Start of Given passage

Like every year I’ve been following along with AOC at my own pace. Here’s my Livebook solution for Day 5: I tend to model the problems as structured data and then manipulate that data when possible. livebooks/advent-of-code/2024/day05.livemd at main · sdball/livebooks · GitHub

Not really been making an effort to keep up this year. Stuck on this one b/c my intuition is apparently wrong. My thought was use the rules to make an acyclic directed graph with edges where every left hand value is incident upon right hand value. Then checking the updates just means there has to be a path between each consecutive pair of page numbers. Works great for the example data but apparently none of the updates from the real input data meet this condition. Any insight into why my logic is wrong?

def do_order(graph, [[a,b] | rest]) do 
  :digraph.add_vertex(graph, a)
  :digraph.add_vertex(graph, b)
  :digraph.add_edge(graph, a, b)
  do_order(graph, rest)
end

def solve(rules, updates) do 
  updates
  |> Enum.map(&Enum.chunk_every(&1, 2, 1, :discard))
  |> Enum.filter(&Enum.all?(&1, fn [a,b] -> :digraph.get_path(rules, a, b) end)
  |> Enum.map(fn update -> Enum.at(update, div(length(update), 2)) |> hd() end)
  |> Enum.sum()
end

EDIT:
I’m apparently doing something wrong with the process of adding edges to the graph. There are 1176 rules in my data set but I end up with a graph that contains only 632 edges. I can’t figure out why …

2 Likes

This one took longer than it should, because it turned up a possible bug in :digraph_utils.

Day 1:

defmodule PrintQueue do
  def read(filename) do
    filename
    |> File.read!()
    |> String.split("\n\n")
    |> then(fn [rules, pages] ->
      {
        parse_rules(rules),
        parse_pages(pages)
      }
    end)
  end

  defp parse_rules(rules) do
    g = :digraph.new()

    rules
    |> String.split("\n")
    |> Enum.each(fn line ->
      line
      |> String.split("|")
      |> Enum.map(&String.to_integer/1)
      |> then(fn [v1, v2] ->
        :digraph.add_vertex(g, v1)
        :digraph.add_vertex(g, v2)
        :digraph.add_edge(g, v1, v2)
      end)
    end)

    g
  end

  defp parse_pages(pages) do
    pages
    |> String.trim()

End of Given passage
Start of Supplied material

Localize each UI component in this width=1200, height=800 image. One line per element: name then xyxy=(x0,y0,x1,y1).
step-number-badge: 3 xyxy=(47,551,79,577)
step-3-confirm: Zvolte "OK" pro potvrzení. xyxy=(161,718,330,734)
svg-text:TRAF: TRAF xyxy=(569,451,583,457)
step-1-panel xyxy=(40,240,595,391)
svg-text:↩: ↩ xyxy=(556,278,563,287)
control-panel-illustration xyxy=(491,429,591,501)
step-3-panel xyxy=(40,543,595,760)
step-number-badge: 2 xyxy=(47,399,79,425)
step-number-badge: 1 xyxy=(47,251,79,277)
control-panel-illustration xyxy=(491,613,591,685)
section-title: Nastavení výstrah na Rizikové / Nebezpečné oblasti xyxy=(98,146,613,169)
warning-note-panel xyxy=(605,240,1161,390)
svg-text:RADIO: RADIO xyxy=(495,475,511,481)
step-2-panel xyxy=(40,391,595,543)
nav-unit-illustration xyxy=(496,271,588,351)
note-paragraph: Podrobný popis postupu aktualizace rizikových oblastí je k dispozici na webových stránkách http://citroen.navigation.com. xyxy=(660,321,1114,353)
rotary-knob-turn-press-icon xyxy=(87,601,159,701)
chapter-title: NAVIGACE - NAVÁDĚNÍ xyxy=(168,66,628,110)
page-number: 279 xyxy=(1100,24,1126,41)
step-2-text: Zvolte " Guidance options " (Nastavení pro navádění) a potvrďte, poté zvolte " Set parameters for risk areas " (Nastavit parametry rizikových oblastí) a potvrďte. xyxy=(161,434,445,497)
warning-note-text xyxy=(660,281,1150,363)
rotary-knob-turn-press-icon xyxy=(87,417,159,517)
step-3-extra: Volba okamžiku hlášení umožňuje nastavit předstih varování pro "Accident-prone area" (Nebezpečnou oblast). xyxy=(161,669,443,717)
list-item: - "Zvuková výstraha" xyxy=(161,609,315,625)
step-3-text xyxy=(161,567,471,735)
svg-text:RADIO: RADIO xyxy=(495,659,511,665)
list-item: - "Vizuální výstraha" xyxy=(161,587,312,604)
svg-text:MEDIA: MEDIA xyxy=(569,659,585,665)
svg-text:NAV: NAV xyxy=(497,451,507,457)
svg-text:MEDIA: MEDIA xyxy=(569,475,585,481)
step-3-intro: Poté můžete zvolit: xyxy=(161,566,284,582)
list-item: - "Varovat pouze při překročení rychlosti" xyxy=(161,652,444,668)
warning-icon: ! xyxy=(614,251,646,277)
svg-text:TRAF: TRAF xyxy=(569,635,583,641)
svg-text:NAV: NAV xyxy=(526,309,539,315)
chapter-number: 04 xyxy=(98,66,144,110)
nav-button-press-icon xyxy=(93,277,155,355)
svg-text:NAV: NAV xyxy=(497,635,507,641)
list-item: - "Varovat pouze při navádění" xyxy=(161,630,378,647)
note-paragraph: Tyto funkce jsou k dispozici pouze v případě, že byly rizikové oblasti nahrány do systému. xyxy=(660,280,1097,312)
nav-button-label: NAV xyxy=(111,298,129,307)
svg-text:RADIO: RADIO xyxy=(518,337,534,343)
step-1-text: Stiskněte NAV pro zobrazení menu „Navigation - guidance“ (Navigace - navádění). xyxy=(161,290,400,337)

End of Supplied material

_Problem details_
Answer these questions using the Advent of Code thread above.
(a) For which day is the Livebook solution in the first post?
(b) In the edit, how many rules does the poster's data set contain, and how many edges does the resulting graph have?
(c) According to the later post, what did this problem turn up a possible bug in?

_Completed task_
(a) Day 5
(b) 1176 rules and 632 edges
(c) :digraph_utils